* **To be done**
Without the pictures, set down the records below word for word.

* **Data for this exercise**
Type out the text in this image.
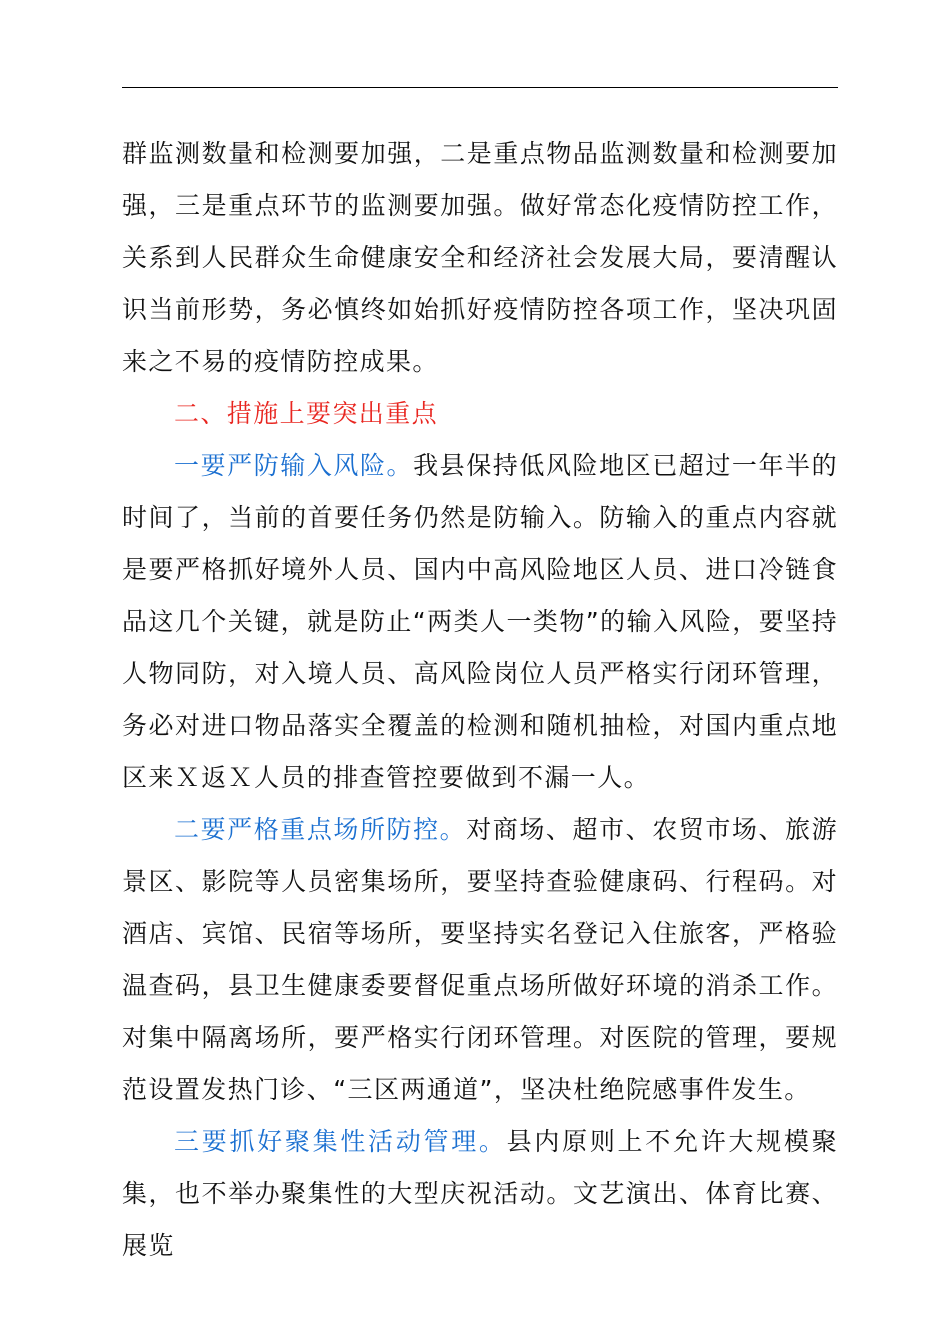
群监测数量和检测要加强，二是重点物品监测数量和检测要加强，三是重点环节的监测要加强。做好常态化疫情防控工作，关系到人民群众生命健康安全和经济社会发展大局，要清醒认识当前形势，务必慎终如始抓好疫情防控各项工作，坚决巩固来之不易的疫情防控成果。

二、措施上要突出重点

一要严防输入风险。我县保持低风险地区已超过一年半的时间了，当前的首要任务仍然是防输入。防输入的重点内容就是要严格抓好境外人员、国内中高风险地区人员、进口冷链食品这几个关键，就是防止“两类人一类物”的输入风险，要坚持人物同防，对入境人员、高风险岗位人员严格实行闭环管理，务必对进口物品落实全覆盖的检测和随机抽检，对国内重点地区来Ｘ返Ｘ人员的排查管控要做到不漏一人。

二要严格重点场所防控。对商场、超市、农贸市场、旅游景区、影院等人员密集场所，要坚持查验健康码、行程码。对酒店、宾馆、民宿等场所，要坚持实名登记入住旅客，严格验温查码，县卫生健康委要督促重点场所做好环境的消杀工作。对集中隔离场所，要严格实行闭环管理。对医院的管理，要规范设置发热门诊、“三区两通道”，坚决杜绝院感事件发生。

三要抓好聚集性活动管理。县内原则上不允许大规模聚集，也不举办聚集性的大型庆祝活动。文艺演出、体育比赛、展览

* **Answer to this problem**
Type out the text in this image.
群监测数量和检测要加强，二是重点物品监测数量和检测要加强，三是重点环节的监测要加强。做好常态化疫情防控工作，关系到人民群众生命健康安全和经济社会发展大局，要清醒认识当前形势，务必慎终如始抓好疫情防控各项工作，坚决巩固来之不易的疫情防控成果。

二、措施上要突出重点

一要严防输入风险。我县保持低风险地区已超过一年半的时间了，当前的首要任务仍然是防输入。防输入的重点内容就是要严格抓好境外人员、国内中高风险地区人员、进口冷链食品这几个关键，就是防止“两类人一类物”的输入风险，要坚持人物同防，对入境人员、高风险岗位人员严格实行闭环管理，务必对进口物品落实全覆盖的检测和随机抽检，对国内重点地区来Ｘ返Ｘ人员的排查管控要做到不漏一人。

二要严格重点场所防控。对商场、超市、农贸市场、旅游景区、影院等人员密集场所，要坚持查验健康码、行程码。对酒店、宾馆、民宿等场所，要坚持实名登记入住旅客，严格验温查码，县卫生健康委要督促重点场所做好环境的消杀工作。对集中隔离场所，要严格实行闭环管理。对医院的管理，要规范设置发热门诊、“三区两通道”，坚决杜绝院感事件发生。

三要抓好聚集性活动管理。县内原则上不允许大规模聚集，也不举办聚集性的大型庆祝活动。文艺演出、体育比赛、展览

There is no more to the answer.